* _Extracted entries_
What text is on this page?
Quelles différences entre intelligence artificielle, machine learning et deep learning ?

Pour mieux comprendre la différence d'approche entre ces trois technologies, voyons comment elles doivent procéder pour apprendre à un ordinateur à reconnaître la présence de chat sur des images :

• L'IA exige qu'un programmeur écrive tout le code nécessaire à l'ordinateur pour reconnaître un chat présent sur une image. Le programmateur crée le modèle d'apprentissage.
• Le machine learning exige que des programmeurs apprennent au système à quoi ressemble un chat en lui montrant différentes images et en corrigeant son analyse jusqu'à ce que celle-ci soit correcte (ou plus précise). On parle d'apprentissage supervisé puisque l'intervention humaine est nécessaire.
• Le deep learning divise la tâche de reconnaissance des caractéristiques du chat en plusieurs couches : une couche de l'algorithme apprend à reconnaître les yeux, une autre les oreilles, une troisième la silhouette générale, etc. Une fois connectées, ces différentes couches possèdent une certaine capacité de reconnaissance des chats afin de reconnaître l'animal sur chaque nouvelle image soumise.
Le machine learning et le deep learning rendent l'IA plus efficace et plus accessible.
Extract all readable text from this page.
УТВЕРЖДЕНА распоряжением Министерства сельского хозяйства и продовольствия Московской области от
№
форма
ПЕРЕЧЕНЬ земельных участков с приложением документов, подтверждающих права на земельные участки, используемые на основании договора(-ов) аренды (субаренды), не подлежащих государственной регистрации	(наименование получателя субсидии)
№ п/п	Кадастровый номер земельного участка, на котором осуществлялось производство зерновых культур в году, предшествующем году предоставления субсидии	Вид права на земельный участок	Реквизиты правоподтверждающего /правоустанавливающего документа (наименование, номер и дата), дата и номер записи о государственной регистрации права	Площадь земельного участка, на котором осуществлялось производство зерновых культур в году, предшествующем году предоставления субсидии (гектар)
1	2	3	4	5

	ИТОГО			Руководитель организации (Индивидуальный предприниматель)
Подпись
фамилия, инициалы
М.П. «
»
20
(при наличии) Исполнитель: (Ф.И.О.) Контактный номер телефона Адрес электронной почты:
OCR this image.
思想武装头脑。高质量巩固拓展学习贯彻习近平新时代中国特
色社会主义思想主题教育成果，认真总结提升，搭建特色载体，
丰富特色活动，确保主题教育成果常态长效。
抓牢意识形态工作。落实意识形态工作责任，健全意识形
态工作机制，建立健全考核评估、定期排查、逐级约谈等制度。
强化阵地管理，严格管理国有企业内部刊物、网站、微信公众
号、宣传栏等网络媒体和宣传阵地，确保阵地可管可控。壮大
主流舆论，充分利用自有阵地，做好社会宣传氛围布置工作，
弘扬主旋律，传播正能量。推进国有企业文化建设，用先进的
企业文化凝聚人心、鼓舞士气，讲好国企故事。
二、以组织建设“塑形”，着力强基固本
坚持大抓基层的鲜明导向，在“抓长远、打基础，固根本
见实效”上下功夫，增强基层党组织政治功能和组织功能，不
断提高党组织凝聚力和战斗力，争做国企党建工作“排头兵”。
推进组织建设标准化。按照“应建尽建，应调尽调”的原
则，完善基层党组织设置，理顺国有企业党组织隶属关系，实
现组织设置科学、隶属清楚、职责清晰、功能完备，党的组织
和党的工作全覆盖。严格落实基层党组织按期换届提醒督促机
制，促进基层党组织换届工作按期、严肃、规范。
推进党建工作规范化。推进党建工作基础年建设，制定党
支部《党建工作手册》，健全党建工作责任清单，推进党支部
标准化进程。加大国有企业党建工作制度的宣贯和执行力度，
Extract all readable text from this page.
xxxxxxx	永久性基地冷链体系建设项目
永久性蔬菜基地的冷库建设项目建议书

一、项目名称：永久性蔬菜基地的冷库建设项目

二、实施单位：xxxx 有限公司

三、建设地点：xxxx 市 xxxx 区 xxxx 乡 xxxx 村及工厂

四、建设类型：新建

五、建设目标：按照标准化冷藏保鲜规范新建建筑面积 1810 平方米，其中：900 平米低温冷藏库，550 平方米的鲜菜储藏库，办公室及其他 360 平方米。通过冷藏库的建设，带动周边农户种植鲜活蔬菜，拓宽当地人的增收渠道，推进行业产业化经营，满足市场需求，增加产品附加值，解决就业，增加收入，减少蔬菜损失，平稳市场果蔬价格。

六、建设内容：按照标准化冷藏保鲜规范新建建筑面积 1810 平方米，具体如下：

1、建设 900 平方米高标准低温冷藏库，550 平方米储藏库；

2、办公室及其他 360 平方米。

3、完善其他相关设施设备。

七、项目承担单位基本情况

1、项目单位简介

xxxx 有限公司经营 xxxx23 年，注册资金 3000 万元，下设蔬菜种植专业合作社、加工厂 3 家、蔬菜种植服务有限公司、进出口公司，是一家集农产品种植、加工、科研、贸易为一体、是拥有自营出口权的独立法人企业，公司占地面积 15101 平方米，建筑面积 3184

* _What the exercise asks_
Retype the material above, line by line, exactly.

* _Answer to this exercise_
What text is on this page?
Quelles différences entre intelligence artificielle, machine learning et deep learning ?

Pour mieux comprendre la différence d'approche entre ces trois technologies, voyons comment elles doivent procéder pour apprendre à un ordinateur à reconnaître la présence de chat sur des images :

• L'IA exige qu'un programmeur écrive tout le code nécessaire à l'ordinateur pour reconnaître un chat présent sur une image. Le programmateur crée le modèle d'apprentissage.
• Le machine learning exige que des programmeurs apprennent au système à quoi ressemble un chat en lui montrant différentes images et en corrigeant son analyse jusqu'à ce que celle-ci soit correcte (ou plus précise). On parle d'apprentissage supervisé puisque l'intervention humaine est nécessaire.
• Le deep learning divise la tâche de reconnaissance des caractéristiques du chat en plusieurs couches : une couche de l'algorithme apprend à reconnaître les yeux, une autre les oreilles, une troisième la silhouette générale, etc. Une fois connectées, ces différentes couches possèdent une certaine capacité de reconnaissance des chats afin de reconnaître l'animal sur chaque nouvelle image soumise.
Le machine learning et le deep learning rendent l'IA plus efficace et plus accessible.
Extract all readable text from this page.
УТВЕРЖДЕНА распоряжением Министерства сельского хозяйства и продовольствия Московской области от
№
форма
ПЕРЕЧЕНЬ земельных участков с приложением документов, подтверждающих права на земельные участки, используемые на основании договора(-ов) аренды (субаренды), не подлежащих государственной регистрации	(наименование получателя субсидии)
№ п/п	Кадастровый номер земельного участка, на котором осуществлялось производство зерновых культур в году, предшествующем году предоставления субсидии	Вид права на земельный участок	Реквизиты правоподтверждающего /правоустанавливающего документа (наименование, номер и дата), дата и номер записи о государственной регистрации права	Площадь земельного участка, на котором осуществлялось производство зерновых культур в году, предшествующем году предоставления субсидии (гектар)
1	2	3	4	5

	ИТОГО			Руководитель организации (Индивидуальный предприниматель)
Подпись
фамилия, инициалы
М.П. «
»
20
(при наличии) Исполнитель: (Ф.И.О.) Контактный номер телефона Адрес электронной почты:
OCR this image.
思想武装头脑。高质量巩固拓展学习贯彻习近平新时代中国特
色社会主义思想主题教育成果，认真总结提升，搭建特色载体，
丰富特色活动，确保主题教育成果常态长效。
抓牢意识形态工作。落实意识形态工作责任，健全意识形
态工作机制，建立健全考核评估、定期排查、逐级约谈等制度。
强化阵地管理，严格管理国有企业内部刊物、网站、微信公众
号、宣传栏等网络媒体和宣传阵地，确保阵地可管可控。壮大
主流舆论，充分利用自有阵地，做好社会宣传氛围布置工作，
弘扬主旋律，传播正能量。推进国有企业文化建设，用先进的
企业文化凝聚人心、鼓舞士气，讲好国企故事。
二、以组织建设“塑形”，着力强基固本
坚持大抓基层的鲜明导向，在“抓长远、打基础，固根本
见实效”上下功夫，增强基层党组织政治功能和组织功能，不
断提高党组织凝聚力和战斗力，争做国企党建工作“排头兵”。
推进组织建设标准化。按照“应建尽建，应调尽调”的原
则，完善基层党组织设置，理顺国有企业党组织隶属关系，实
现组织设置科学、隶属清楚、职责清晰、功能完备，党的组织
和党的工作全覆盖。严格落实基层党组织按期换届提醒督促机
制，促进基层党组织换届工作按期、严肃、规范。
推进党建工作规范化。推进党建工作基础年建设，制定党
支部《党建工作手册》，健全党建工作责任清单，推进党支部
标准化进程。加大国有企业党建工作制度的宣贯和执行力度，
Extract all readable text from this page.
xxxxxxx	永久性基地冷链体系建设项目
永久性蔬菜基地的冷库建设项目建议书

一、项目名称：永久性蔬菜基地的冷库建设项目

二、实施单位：xxxx 有限公司

三、建设地点：xxxx 市 xxxx 区 xxxx 乡 xxxx 村及工厂

四、建设类型：新建

五、建设目标：按照标准化冷藏保鲜规范新建建筑面积 1810 平方米，其中：900 平米低温冷藏库，550 平方米的鲜菜储藏库，办公室及其他 360 平方米。通过冷藏库的建设，带动周边农户种植鲜活蔬菜，拓宽当地人的增收渠道，推进行业产业化经营，满足市场需求，增加产品附加值，解决就业，增加收入，减少蔬菜损失，平稳市场果蔬价格。

六、建设内容：按照标准化冷藏保鲜规范新建建筑面积 1810 平方米，具体如下：

1、建设 900 平方米高标准低温冷藏库，550 平方米储藏库；

2、办公室及其他 360 平方米。

3、完善其他相关设施设备。

七、项目承担单位基本情况

1、项目单位简介

xxxx 有限公司经营 xxxx23 年，注册资金 3000 万元，下设蔬菜种植专业合作社、加工厂 3 家、蔬菜种植服务有限公司、进出口公司，是一家集农产品种植、加工、科研、贸易为一体、是拥有自营出口权的独立法人企业，公司占地面积 15101 平方米，建筑面积 3184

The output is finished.